Dataset items ▸
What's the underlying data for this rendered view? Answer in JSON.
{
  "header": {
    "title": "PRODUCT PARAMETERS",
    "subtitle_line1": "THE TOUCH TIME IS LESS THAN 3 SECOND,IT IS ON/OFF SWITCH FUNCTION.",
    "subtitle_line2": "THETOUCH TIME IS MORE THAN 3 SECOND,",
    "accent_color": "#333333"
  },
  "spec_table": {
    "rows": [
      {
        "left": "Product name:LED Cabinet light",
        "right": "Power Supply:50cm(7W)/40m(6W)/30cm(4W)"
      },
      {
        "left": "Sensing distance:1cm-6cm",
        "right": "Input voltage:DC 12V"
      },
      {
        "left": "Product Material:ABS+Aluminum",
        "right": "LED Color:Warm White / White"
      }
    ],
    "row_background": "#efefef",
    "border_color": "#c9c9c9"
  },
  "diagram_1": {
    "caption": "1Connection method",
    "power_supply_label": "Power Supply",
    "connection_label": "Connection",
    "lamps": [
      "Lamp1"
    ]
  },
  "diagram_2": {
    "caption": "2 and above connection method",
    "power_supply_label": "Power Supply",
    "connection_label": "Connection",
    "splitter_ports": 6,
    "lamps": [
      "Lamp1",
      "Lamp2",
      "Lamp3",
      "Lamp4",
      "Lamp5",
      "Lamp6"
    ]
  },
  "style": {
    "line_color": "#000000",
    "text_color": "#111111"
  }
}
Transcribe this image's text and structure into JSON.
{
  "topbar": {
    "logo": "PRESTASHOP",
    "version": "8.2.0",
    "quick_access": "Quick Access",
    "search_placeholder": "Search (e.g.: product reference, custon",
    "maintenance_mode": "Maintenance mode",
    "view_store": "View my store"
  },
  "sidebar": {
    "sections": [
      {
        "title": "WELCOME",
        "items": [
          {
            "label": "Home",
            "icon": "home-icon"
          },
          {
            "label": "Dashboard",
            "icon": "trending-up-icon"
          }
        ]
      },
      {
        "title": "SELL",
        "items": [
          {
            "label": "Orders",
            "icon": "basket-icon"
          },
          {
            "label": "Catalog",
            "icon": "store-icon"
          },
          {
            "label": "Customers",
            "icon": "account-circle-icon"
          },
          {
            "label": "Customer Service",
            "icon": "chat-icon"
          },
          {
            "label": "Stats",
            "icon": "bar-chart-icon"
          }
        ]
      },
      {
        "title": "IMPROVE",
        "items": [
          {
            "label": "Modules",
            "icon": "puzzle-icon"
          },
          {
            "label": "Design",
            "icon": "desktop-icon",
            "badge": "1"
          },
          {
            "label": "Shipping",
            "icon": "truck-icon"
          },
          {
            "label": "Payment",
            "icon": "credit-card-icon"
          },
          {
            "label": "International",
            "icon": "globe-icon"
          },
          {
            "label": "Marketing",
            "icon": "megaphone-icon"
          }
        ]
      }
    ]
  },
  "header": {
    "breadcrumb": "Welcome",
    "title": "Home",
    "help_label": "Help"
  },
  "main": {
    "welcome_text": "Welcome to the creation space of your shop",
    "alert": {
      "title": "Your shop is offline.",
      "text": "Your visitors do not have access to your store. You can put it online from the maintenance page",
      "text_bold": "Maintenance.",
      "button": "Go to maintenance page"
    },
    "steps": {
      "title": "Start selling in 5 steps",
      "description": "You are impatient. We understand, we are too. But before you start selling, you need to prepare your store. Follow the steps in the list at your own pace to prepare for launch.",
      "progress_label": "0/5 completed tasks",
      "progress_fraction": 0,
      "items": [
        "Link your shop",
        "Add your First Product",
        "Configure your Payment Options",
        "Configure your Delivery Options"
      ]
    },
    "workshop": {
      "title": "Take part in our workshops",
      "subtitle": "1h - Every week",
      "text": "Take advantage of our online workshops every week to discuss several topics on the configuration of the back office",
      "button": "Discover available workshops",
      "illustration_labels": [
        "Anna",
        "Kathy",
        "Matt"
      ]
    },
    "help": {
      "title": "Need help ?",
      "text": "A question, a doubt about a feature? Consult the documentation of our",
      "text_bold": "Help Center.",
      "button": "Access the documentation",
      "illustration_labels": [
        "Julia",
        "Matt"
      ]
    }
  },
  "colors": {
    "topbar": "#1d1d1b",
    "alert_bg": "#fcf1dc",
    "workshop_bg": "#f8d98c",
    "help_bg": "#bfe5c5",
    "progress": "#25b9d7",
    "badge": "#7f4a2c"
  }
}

Instructions to follow ▸ Reply with nothing except the number of lines in the listing above that include the string "button".

Response to this task ▸ 3